TASK DETAILS ->
Each line below is to be written out in full, exactly as shown.

DATA EXTRACT ->
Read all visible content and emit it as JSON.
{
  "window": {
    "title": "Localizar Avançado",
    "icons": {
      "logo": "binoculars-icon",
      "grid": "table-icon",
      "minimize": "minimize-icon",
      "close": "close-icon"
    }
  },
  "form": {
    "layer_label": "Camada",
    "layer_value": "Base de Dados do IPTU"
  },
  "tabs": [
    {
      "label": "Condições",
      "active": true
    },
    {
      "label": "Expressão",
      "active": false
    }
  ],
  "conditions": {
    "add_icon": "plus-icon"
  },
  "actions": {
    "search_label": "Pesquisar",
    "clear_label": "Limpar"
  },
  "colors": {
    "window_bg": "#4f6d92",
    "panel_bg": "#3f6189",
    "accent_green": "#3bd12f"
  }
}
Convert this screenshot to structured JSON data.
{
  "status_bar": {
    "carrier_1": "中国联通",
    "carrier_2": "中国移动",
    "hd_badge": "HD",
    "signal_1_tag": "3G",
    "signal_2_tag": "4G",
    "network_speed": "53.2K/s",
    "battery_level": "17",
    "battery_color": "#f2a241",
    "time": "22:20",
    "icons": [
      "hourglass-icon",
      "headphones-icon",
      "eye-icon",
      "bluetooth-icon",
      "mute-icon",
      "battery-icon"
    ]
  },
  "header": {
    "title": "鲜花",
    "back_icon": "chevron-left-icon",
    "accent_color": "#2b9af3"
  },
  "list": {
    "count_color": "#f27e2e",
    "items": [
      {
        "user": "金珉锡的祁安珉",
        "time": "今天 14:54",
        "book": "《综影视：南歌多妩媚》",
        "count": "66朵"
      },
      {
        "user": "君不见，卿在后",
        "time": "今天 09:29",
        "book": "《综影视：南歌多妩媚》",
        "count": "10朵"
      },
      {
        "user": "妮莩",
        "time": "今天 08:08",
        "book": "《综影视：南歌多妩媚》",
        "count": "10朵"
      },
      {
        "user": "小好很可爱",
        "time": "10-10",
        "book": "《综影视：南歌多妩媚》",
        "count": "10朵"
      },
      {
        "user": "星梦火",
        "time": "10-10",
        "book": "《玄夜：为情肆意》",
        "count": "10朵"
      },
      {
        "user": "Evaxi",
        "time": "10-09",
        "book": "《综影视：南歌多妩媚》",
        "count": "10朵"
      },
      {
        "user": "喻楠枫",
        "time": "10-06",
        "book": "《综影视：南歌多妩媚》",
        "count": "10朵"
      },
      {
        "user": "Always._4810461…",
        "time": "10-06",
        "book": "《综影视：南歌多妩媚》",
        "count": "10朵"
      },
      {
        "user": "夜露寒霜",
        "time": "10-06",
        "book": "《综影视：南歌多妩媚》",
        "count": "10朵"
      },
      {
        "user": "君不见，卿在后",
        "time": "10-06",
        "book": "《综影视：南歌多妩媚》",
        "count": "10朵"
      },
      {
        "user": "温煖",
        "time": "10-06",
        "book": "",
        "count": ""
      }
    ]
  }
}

SOLUTION TO THE PROBLEM ->
Read all visible content and emit it as JSON.
{
  "window": {
    "title": "Localizar Avançado",
    "icons": {
      "logo": "binoculars-icon",
      "grid": "table-icon",
      "minimize": "minimize-icon",
      "close": "close-icon"
    }
  },
  "form": {
    "layer_label": "Camada",
    "layer_value": "Base de Dados do IPTU"
  },
  "tabs": [
    {
      "label": "Condições",
      "active": true
    },
    {
      "label": "Expressão",
      "active": false
    }
  ],
  "conditions": {
    "add_icon": "plus-icon"
  },
  "actions": {
    "search_label": "Pesquisar",
    "clear_label": "Limpar"
  },
  "colors": {
    "window_bg": "#4f6d92",
    "panel_bg": "#3f6189",
    "accent_green": "#3bd12f"
  }
}
Convert this screenshot to structured JSON data.
{
  "status_bar": {
    "carrier_1": "中国联通",
    "carrier_2": "中国移动",
    "hd_badge": "HD",
    "signal_1_tag": "3G",
    "signal_2_tag": "4G",
    "network_speed": "53.2K/s",
    "battery_level": "17",
    "battery_color": "#f2a241",
    "time": "22:20",
    "icons": [
      "hourglass-icon",
      "headphones-icon",
      "eye-icon",
      "bluetooth-icon",
      "mute-icon",
      "battery-icon"
    ]
  },
  "header": {
    "title": "鲜花",
    "back_icon": "chevron-left-icon",
    "accent_color": "#2b9af3"
  },
  "list": {
    "count_color": "#f27e2e",
    "items": [
      {
        "user": "金珉锡的祁安珉",
        "time": "今天 14:54",
        "book": "《综影视：南歌多妩媚》",
        "count": "66朵"
      },
      {
        "user": "君不见，卿在后",
        "time": "今天 09:29",
        "book": "《综影视：南歌多妩媚》",
        "count": "10朵"
      },
      {
        "user": "妮莩",
        "time": "今天 08:08",
        "book": "《综影视：南歌多妩媚》",
        "count": "10朵"
      },
      {
        "user": "小好很可爱",
        "time": "10-10",
        "book": "《综影视：南歌多妩媚》",
        "count": "10朵"
      },
      {
        "user": "星梦火",
        "time": "10-10",
        "book": "《玄夜：为情肆意》",
        "count": "10朵"
      },
      {
        "user": "Evaxi",
        "time": "10-09",
        "book": "《综影视：南歌多妩媚》",
        "count": "10朵"
      },
      {
        "user": "喻楠枫",
        "time": "10-06",
        "book": "《综影视：南歌多妩媚》",
        "count": "10朵"
      },
      {
        "user": "Always._4810461…",
        "time": "10-06",
        "book": "《综影视：南歌多妩媚》",
        "count": "10朵"
      },
      {
        "user": "夜露寒霜",
        "time": "10-06",
        "book": "《综影视：南歌多妩媚》",
        "count": "10朵"
      },
      {
        "user": "君不见，卿在后",
        "time": "10-06",
        "book": "《综影视：南歌多妩媚》",
        "count": "10朵"
      },
      {
        "user": "温煖",
        "time": "10-06",
        "book": "",
        "count": ""
      }
    ]
  }
}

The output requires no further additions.